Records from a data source

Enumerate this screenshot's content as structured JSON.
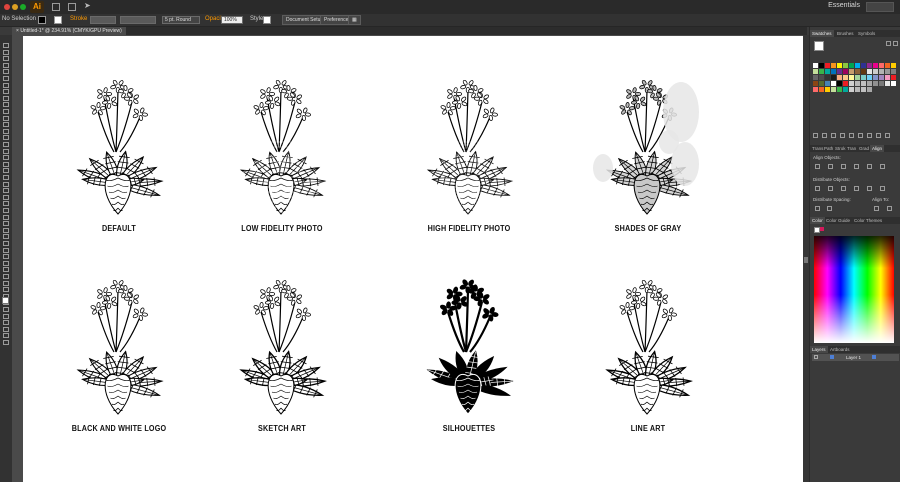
{
  "menubar": {
    "app_icon": "Ai",
    "workspace": "Essentials",
    "window_dots": [
      "#e0443e",
      "#dea123",
      "#1aab29"
    ]
  },
  "control_bar": {
    "selection": "No Selection",
    "stroke_label": "Stroke",
    "brush": "5 pt. Round",
    "opacity_label": "Opacity",
    "opacity_value": "100%",
    "style_label": "Style",
    "document_setup": "Document Setup",
    "preferences": "Preferences"
  },
  "document_tab": {
    "title": "Untitled-1* @ 234.91% (CMYK/GPU Preview)",
    "close": "×"
  },
  "artboard": {
    "items": [
      {
        "caption": "DEFAULT",
        "style": "default"
      },
      {
        "caption": "LOW FIDELITY PHOTO",
        "style": "low"
      },
      {
        "caption": "HIGH FIDELITY PHOTO",
        "style": "high"
      },
      {
        "caption": "SHADES OF GRAY",
        "style": "gray"
      },
      {
        "caption": "BLACK AND WHITE LOGO",
        "style": "bw"
      },
      {
        "caption": "SKETCH ART",
        "style": "sketch"
      },
      {
        "caption": "SILHOUETTES",
        "style": "silhouette"
      },
      {
        "caption": "LINE ART",
        "style": "line"
      }
    ]
  },
  "panels": {
    "swatches_tabs": [
      "Swatches",
      "Brushes",
      "Symbols"
    ],
    "align_tabs": [
      "Trans",
      "Path",
      "Strok",
      "Tran",
      "Grad",
      "Align"
    ],
    "align_objects": "Align Objects:",
    "distribute_objects": "Distribute Objects:",
    "distribute_spacing": "Distribute Spacing:",
    "align_to": "Align To:",
    "color_tabs": [
      "Color",
      "Color Guide",
      "Color Themes"
    ],
    "layers_tabs": [
      "Layers",
      "Artboards"
    ],
    "layer_name": "Layer 1"
  },
  "colors": {
    "accent_orange": "#ff9a00",
    "layer_blue": "#4d7fd6"
  }
}
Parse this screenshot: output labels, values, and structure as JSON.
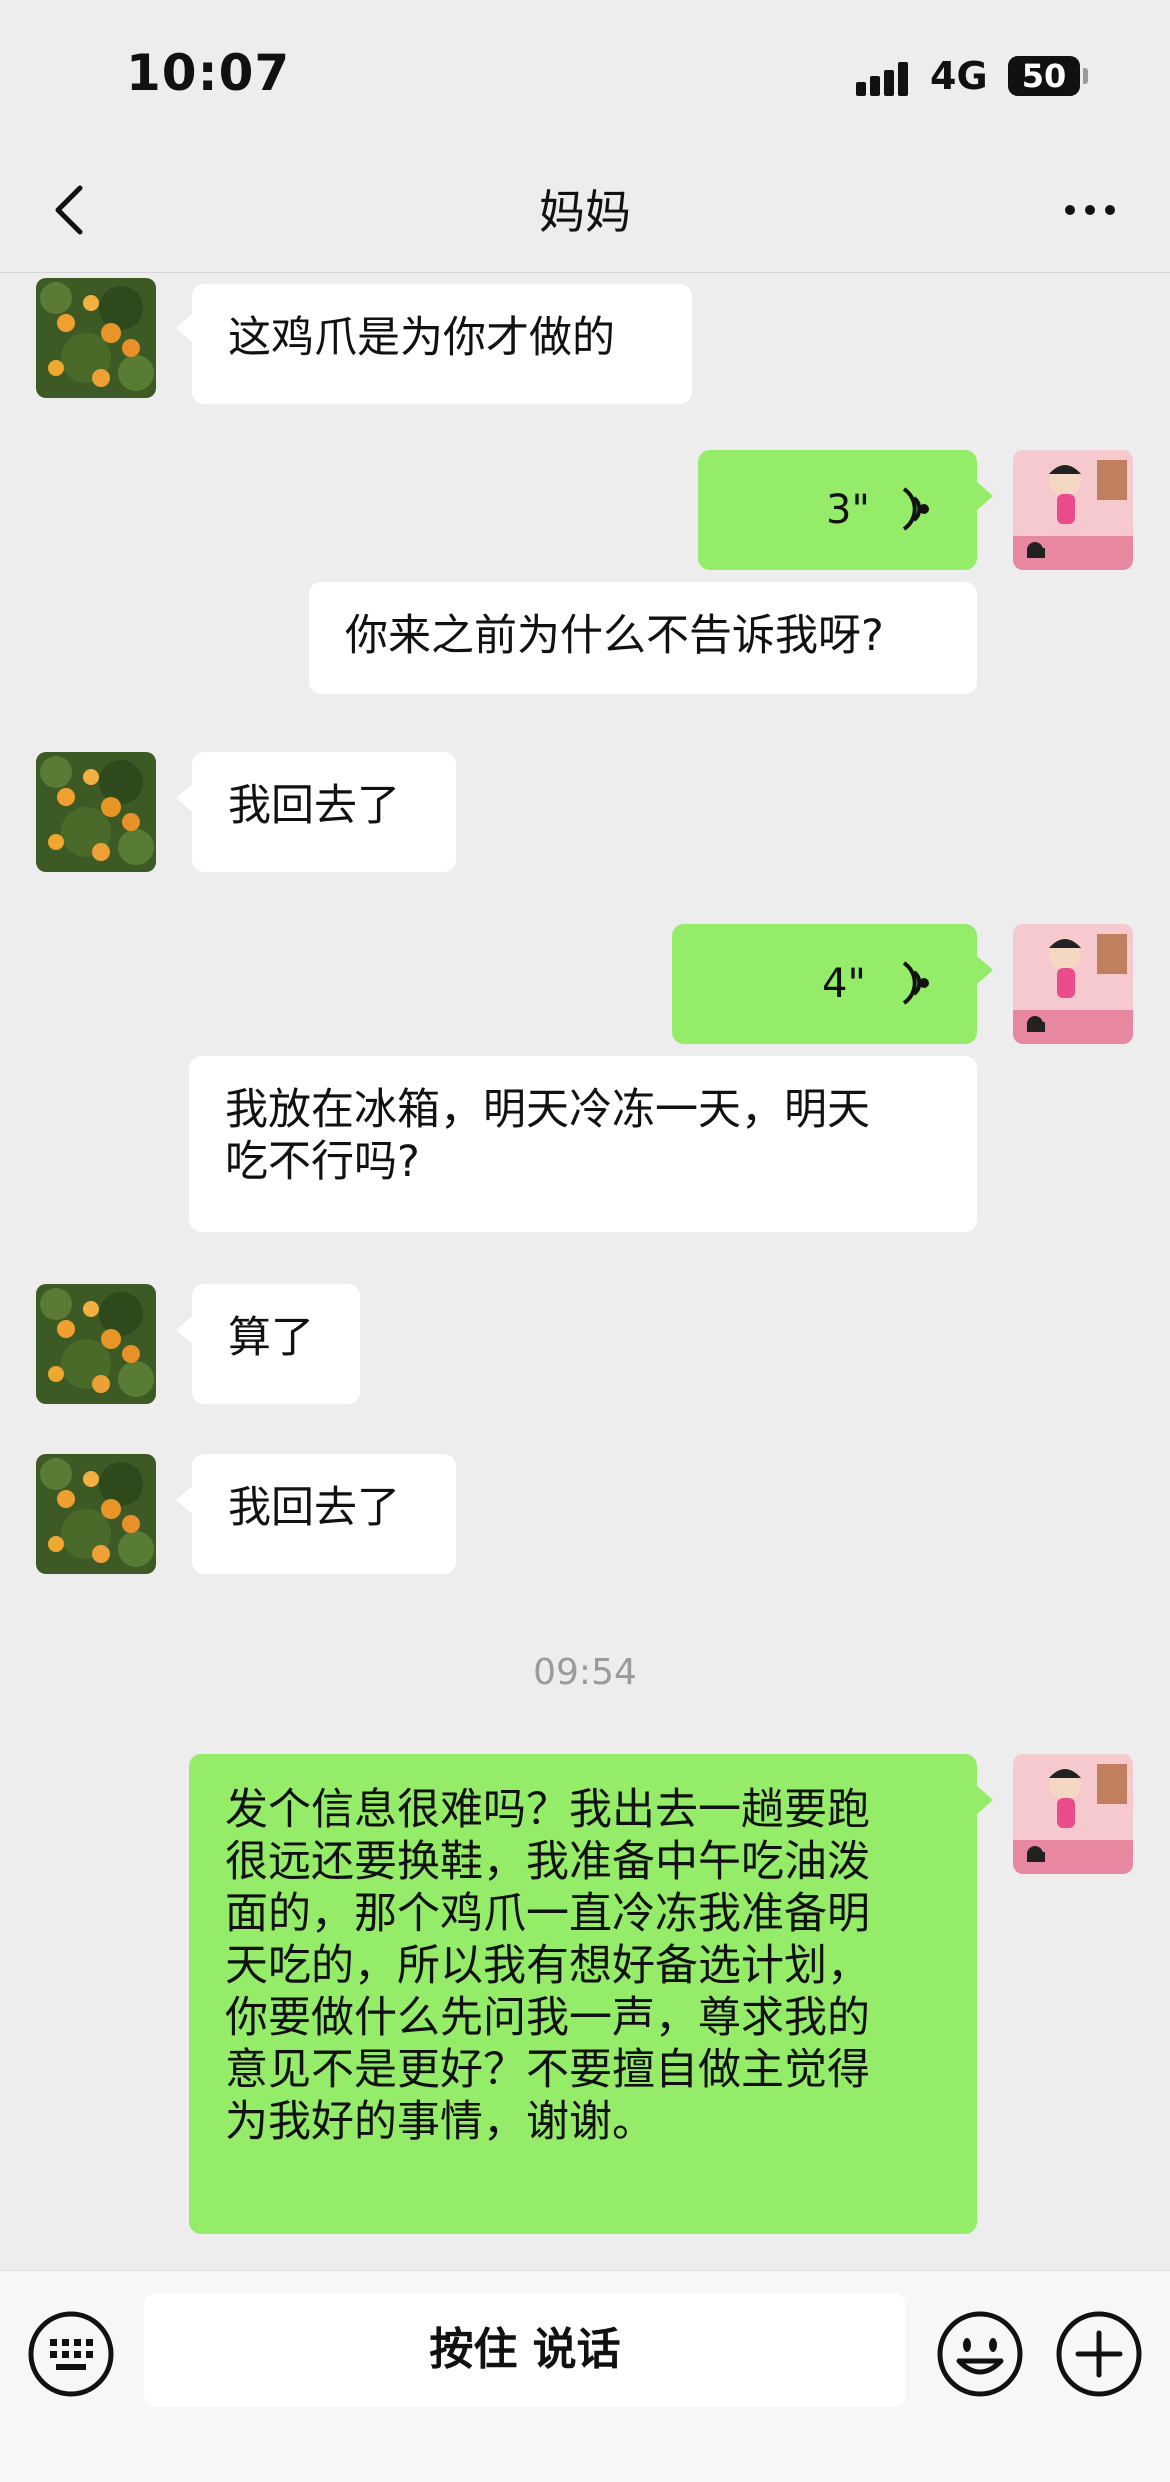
{
  "status_bar": {
    "time": "10:07",
    "network": "4G",
    "battery": "50"
  },
  "header": {
    "title": "妈妈"
  },
  "messages": [
    {
      "side": "left",
      "type": "text",
      "text": "这鸡爪是为你才做的"
    },
    {
      "side": "right",
      "type": "voice",
      "duration": "3\""
    },
    {
      "side": "right",
      "type": "transcript",
      "text": "你来之前为什么不告诉我呀?"
    },
    {
      "side": "left",
      "type": "text",
      "text": "我回去了"
    },
    {
      "side": "right",
      "type": "voice",
      "duration": "4\""
    },
    {
      "side": "right",
      "type": "transcript",
      "lines": [
        "我放在冰箱，明天冷冻一天，明天",
        "吃不行吗?"
      ]
    },
    {
      "side": "left",
      "type": "text",
      "text": "算了"
    },
    {
      "side": "left",
      "type": "text",
      "text": "我回去了"
    },
    {
      "type": "timestamp",
      "text": "09:54"
    },
    {
      "side": "right",
      "type": "text",
      "lines": [
        "发个信息很难吗？我出去一趟要跑",
        "很远还要换鞋，我准备中午吃油泼",
        "面的，那个鸡爪一直冷冻我准备明",
        "天吃的，所以我有想好备选计划，",
        "你要做什么先问我一声，尊求我的",
        "意见不是更好？不要擅自做主觉得",
        "为我好的事情，谢谢。"
      ]
    }
  ],
  "input_bar": {
    "hold_to_talk": "按住 说话"
  },
  "colors": {
    "background": "#ededed",
    "sent_bubble": "#95ec69",
    "received_bubble": "#ffffff"
  },
  "icons": [
    "back-icon",
    "more-icon",
    "voice-wave-icon",
    "keyboard-icon",
    "emoji-icon",
    "plus-icon"
  ]
}
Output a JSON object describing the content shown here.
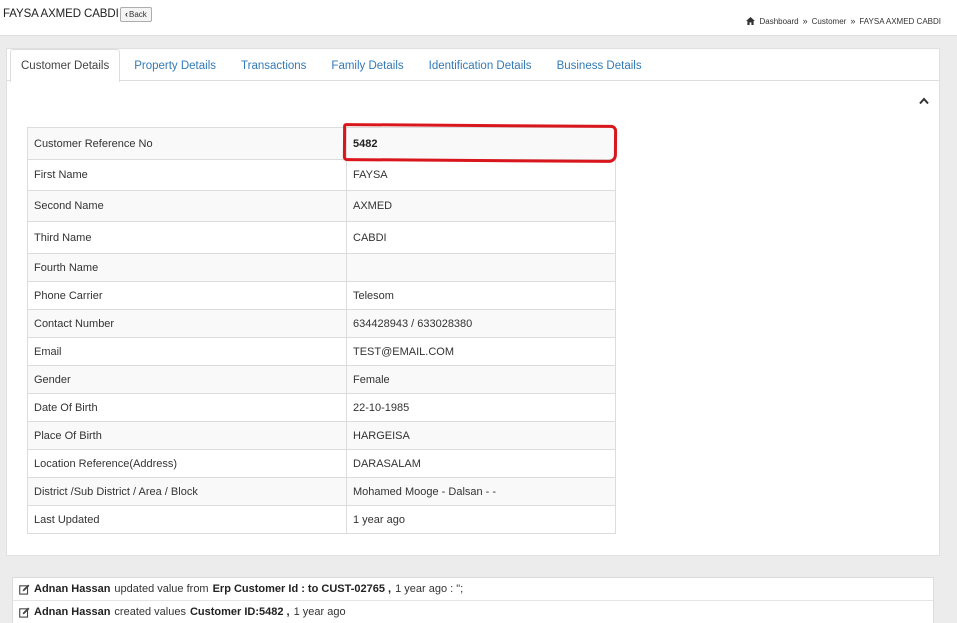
{
  "header": {
    "title": "FAYSA AXMED CABDI",
    "back_label": "Back",
    "breadcrumb": [
      "Dashboard",
      "Customer",
      "FAYSA AXMED CABDI"
    ],
    "breadcrumb_sep": "»"
  },
  "tabs": [
    {
      "label": "Customer Details",
      "active": true
    },
    {
      "label": "Property Details",
      "active": false
    },
    {
      "label": "Transactions",
      "active": false
    },
    {
      "label": "Family Details",
      "active": false
    },
    {
      "label": "Identification Details",
      "active": false
    },
    {
      "label": "Business Details",
      "active": false
    }
  ],
  "details": [
    {
      "label": "Customer Reference No",
      "value": "5482"
    },
    {
      "label": "First Name",
      "value": "FAYSA"
    },
    {
      "label": "Second Name",
      "value": "AXMED"
    },
    {
      "label": "Third Name",
      "value": "CABDI"
    },
    {
      "label": "Fourth Name",
      "value": ""
    },
    {
      "label": "Phone Carrier",
      "value": "Telesom"
    },
    {
      "label": "Contact Number",
      "value": "634428943 / 633028380"
    },
    {
      "label": "Email",
      "value": "TEST@EMAIL.COM"
    },
    {
      "label": "Gender",
      "value": "Female"
    },
    {
      "label": "Date Of Birth",
      "value": "22-10-1985"
    },
    {
      "label": "Place Of Birth",
      "value": "HARGEISA"
    },
    {
      "label": "Location Reference(Address)",
      "value": "DARASALAM"
    },
    {
      "label": "District /Sub District / Area / Block",
      "value": "Mohamed Mooge - Dalsan - -"
    },
    {
      "label": "Last Updated",
      "value": "1 year ago"
    }
  ],
  "activity": [
    {
      "user": "Adnan Hassan",
      "action": "updated value from",
      "field": "Erp Customer Id : to CUST-02765 ,",
      "time": "1 year ago : \";"
    },
    {
      "user": "Adnan Hassan",
      "action": "created values",
      "field": "Customer ID:5482 ,",
      "time": "1 year ago"
    }
  ],
  "colors": {
    "link": "#337ab7",
    "highlight": "#d9161c"
  },
  "icons": {
    "home": "home-icon",
    "collapse": "chevron-up-icon",
    "edit": "edit-icon"
  }
}
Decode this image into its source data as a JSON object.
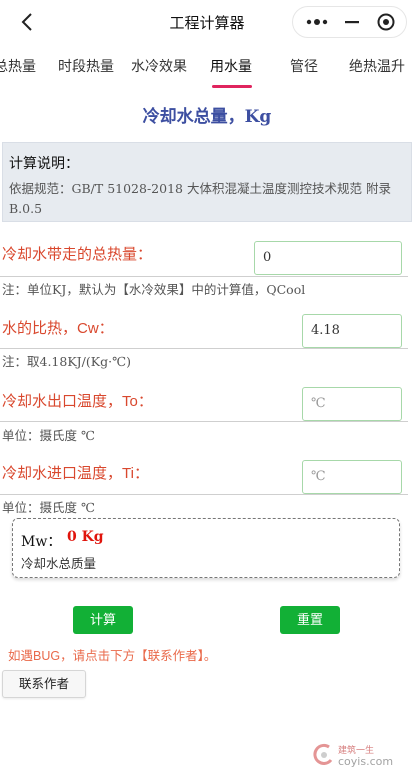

» Work to be completed
Transcribe each line above verbatim, with the pictures left out.

» Answer to the problem
Enumerate this screenshot's content as structured JSON.
{
  "menubar": {
    "app_icon": "Ai",
    "workspace": "Essentials",
    "window_dots": [
      "#e0443e",
      "#dea123",
      "#1aab29"
    ]
  },
  "control_bar": {
    "selection": "No Selection",
    "stroke_label": "Stroke",
    "brush": "5 pt. Round",
    "opacity_label": "Opacity",
    "opacity_value": "100%",
    "style_label": "Style",
    "document_setup": "Document Setup",
    "preferences": "Preferences"
  },
  "document_tab": {
    "title": "Untitled-1* @ 234.91% (CMYK/GPU Preview)",
    "close": "×"
  },
  "artboard": {
    "items": [
      {
        "caption": "DEFAULT",
        "style": "default"
      },
      {
        "caption": "LOW FIDELITY PHOTO",
        "style": "low"
      },
      {
        "caption": "HIGH FIDELITY PHOTO",
        "style": "high"
      },
      {
        "caption": "SHADES OF GRAY",
        "style": "gray"
      },
      {
        "caption": "BLACK AND WHITE LOGO",
        "style": "bw"
      },
      {
        "caption": "SKETCH ART",
        "style": "sketch"
      },
      {
        "caption": "SILHOUETTES",
        "style": "silhouette"
      },
      {
        "caption": "LINE ART",
        "style": "line"
      }
    ]
  },
  "panels": {
    "swatches_tabs": [
      "Swatches",
      "Brushes",
      "Symbols"
    ],
    "align_tabs": [
      "Trans",
      "Path",
      "Strok",
      "Tran",
      "Grad",
      "Align"
    ],
    "align_objects": "Align Objects:",
    "distribute_objects": "Distribute Objects:",
    "distribute_spacing": "Distribute Spacing:",
    "align_to": "Align To:",
    "color_tabs": [
      "Color",
      "Color Guide",
      "Color Themes"
    ],
    "layers_tabs": [
      "Layers",
      "Artboards"
    ],
    "layer_name": "Layer 1"
  },
  "colors": {
    "accent_orange": "#ff9a00",
    "layer_blue": "#4d7fd6"
  }
}
Parse this screenshot: output labels, values, and structure as JSON.
{
  "status_bar": {
    "time": "10:07",
    "network": "4G",
    "battery": "50"
  },
  "header": {
    "title": "妈妈"
  },
  "messages": [
    {
      "side": "left",
      "type": "text",
      "text": "这鸡爪是为你才做的"
    },
    {
      "side": "right",
      "type": "voice",
      "duration": "3\""
    },
    {
      "side": "right",
      "type": "transcript",
      "text": "你来之前为什么不告诉我呀?"
    },
    {
      "side": "left",
      "type": "text",
      "text": "我回去了"
    },
    {
      "side": "right",
      "type": "voice",
      "duration": "4\""
    },
    {
      "side": "right",
      "type": "transcript",
      "lines": [
        "我放在冰箱，明天冷冻一天，明天",
        "吃不行吗?"
      ]
    },
    {
      "side": "left",
      "type": "text",
      "text": "算了"
    },
    {
      "side": "left",
      "type": "text",
      "text": "我回去了"
    },
    {
      "type": "timestamp",
      "text": "09:54"
    },
    {
      "side": "right",
      "type": "text",
      "lines": [
        "发个信息很难吗？我出去一趟要跑",
        "很远还要换鞋，我准备中午吃油泼",
        "面的，那个鸡爪一直冷冻我准备明",
        "天吃的，所以我有想好备选计划，",
        "你要做什么先问我一声，尊求我的",
        "意见不是更好？不要擅自做主觉得",
        "为我好的事情，谢谢。"
      ]
    }
  ],
  "input_bar": {
    "hold_to_talk": "按住 说话"
  },
  "colors": {
    "background": "#ededed",
    "sent_bubble": "#95ec69",
    "received_bubble": "#ffffff"
  },
  "icons": [
    "back-icon",
    "more-icon",
    "voice-wave-icon",
    "keyboard-icon",
    "emoji-icon",
    "plus-icon"
  ]
}
Output a JSON object describing the content shown here.
{
  "header": {
    "title": "FAYSA AXMED CABDI",
    "back_label": "Back",
    "breadcrumb": [
      "Dashboard",
      "Customer",
      "FAYSA AXMED CABDI"
    ],
    "breadcrumb_sep": "»"
  },
  "tabs": [
    {
      "label": "Customer Details",
      "active": true
    },
    {
      "label": "Property Details",
      "active": false
    },
    {
      "label": "Transactions",
      "active": false
    },
    {
      "label": "Family Details",
      "active": false
    },
    {
      "label": "Identification Details",
      "active": false
    },
    {
      "label": "Business Details",
      "active": false
    }
  ],
  "details": [
    {
      "label": "Customer Reference No",
      "value": "5482"
    },
    {
      "label": "First Name",
      "value": "FAYSA"
    },
    {
      "label": "Second Name",
      "value": "AXMED"
    },
    {
      "label": "Third Name",
      "value": "CABDI"
    },
    {
      "label": "Fourth Name",
      "value": ""
    },
    {
      "label": "Phone Carrier",
      "value": "Telesom"
    },
    {
      "label": "Contact Number",
      "value": "634428943 / 633028380"
    },
    {
      "label": "Email",
      "value": "TEST@EMAIL.COM"
    },
    {
      "label": "Gender",
      "value": "Female"
    },
    {
      "label": "Date Of Birth",
      "value": "22-10-1985"
    },
    {
      "label": "Place Of Birth",
      "value": "HARGEISA"
    },
    {
      "label": "Location Reference(Address)",
      "value": "DARASALAM"
    },
    {
      "label": "District /Sub District / Area / Block",
      "value": "Mohamed Mooge - Dalsan - -"
    },
    {
      "label": "Last Updated",
      "value": "1 year ago"
    }
  ],
  "activity": [
    {
      "user": "Adnan Hassan",
      "action": "updated value from",
      "field": "Erp Customer Id : to CUST-02765 ,",
      "time": "1 year ago : \";"
    },
    {
      "user": "Adnan Hassan",
      "action": "created values",
      "field": "Customer ID:5482 ,",
      "time": "1 year ago"
    }
  ],
  "colors": {
    "link": "#337ab7",
    "highlight": "#d9161c"
  },
  "icons": {
    "home": "home-icon",
    "collapse": "chevron-up-icon",
    "edit": "edit-icon"
  }
}
Decode this image into its source data as a JSON object.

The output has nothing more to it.